*WHAT THIS TASK INVOLVES*
In the listing below, count the lines with "Revit" and report only the figure.

Collection entries:
**********

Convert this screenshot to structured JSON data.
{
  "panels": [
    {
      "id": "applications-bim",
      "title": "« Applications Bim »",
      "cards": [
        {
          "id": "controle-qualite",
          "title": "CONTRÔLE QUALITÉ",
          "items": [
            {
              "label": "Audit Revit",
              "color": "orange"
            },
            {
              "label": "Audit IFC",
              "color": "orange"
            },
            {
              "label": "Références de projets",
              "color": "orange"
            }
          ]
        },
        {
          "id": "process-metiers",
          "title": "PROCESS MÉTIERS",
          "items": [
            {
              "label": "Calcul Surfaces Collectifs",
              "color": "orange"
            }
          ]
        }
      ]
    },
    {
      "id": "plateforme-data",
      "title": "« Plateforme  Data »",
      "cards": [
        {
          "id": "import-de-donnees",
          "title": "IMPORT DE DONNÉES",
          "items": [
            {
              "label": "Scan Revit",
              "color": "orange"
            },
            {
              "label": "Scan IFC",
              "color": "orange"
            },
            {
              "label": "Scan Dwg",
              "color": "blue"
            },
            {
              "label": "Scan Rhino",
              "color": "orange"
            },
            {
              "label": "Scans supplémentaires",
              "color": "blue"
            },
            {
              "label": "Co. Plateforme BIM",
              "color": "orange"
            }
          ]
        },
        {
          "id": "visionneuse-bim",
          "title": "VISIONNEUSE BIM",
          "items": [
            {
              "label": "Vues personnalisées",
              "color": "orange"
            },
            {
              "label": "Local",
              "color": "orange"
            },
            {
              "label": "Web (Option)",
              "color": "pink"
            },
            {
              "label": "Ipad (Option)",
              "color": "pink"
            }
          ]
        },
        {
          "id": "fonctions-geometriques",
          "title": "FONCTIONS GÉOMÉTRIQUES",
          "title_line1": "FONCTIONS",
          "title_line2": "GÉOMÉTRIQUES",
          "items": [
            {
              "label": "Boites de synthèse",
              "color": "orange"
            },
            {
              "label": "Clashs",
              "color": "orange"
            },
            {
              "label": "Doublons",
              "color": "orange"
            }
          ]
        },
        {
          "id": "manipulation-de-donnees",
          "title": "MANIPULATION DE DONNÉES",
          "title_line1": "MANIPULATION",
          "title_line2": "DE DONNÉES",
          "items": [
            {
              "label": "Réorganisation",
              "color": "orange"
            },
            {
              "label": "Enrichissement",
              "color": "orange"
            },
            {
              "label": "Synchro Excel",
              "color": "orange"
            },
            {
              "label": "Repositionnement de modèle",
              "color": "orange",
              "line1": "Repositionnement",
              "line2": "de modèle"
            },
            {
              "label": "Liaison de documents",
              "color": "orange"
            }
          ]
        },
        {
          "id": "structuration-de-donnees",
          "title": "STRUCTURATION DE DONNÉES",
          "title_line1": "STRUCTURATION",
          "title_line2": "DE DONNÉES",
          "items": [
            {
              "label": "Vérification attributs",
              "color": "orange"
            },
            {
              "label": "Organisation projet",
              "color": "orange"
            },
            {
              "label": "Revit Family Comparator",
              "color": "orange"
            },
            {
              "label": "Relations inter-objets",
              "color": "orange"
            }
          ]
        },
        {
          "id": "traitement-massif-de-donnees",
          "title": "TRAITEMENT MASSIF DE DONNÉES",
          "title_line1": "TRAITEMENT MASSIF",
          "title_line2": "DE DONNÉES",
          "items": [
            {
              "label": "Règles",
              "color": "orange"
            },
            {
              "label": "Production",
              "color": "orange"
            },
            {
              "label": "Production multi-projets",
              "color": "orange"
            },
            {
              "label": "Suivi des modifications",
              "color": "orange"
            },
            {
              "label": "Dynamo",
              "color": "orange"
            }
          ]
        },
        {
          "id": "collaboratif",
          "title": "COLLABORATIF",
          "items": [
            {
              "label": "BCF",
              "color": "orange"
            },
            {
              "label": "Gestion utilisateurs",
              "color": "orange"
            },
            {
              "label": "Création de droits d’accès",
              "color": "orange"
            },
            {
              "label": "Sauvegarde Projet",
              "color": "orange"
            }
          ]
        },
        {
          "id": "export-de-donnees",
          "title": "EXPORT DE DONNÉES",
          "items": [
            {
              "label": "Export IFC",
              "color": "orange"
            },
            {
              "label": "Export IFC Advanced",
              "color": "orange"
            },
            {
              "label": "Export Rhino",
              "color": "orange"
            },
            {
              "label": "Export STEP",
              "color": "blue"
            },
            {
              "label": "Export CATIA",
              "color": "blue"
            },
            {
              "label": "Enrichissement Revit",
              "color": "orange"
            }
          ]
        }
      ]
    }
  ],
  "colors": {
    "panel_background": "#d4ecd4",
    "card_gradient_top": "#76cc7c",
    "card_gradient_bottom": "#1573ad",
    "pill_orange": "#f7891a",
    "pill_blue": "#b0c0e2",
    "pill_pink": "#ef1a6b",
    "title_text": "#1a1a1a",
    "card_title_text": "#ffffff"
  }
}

**********

*THE ANSWER*
4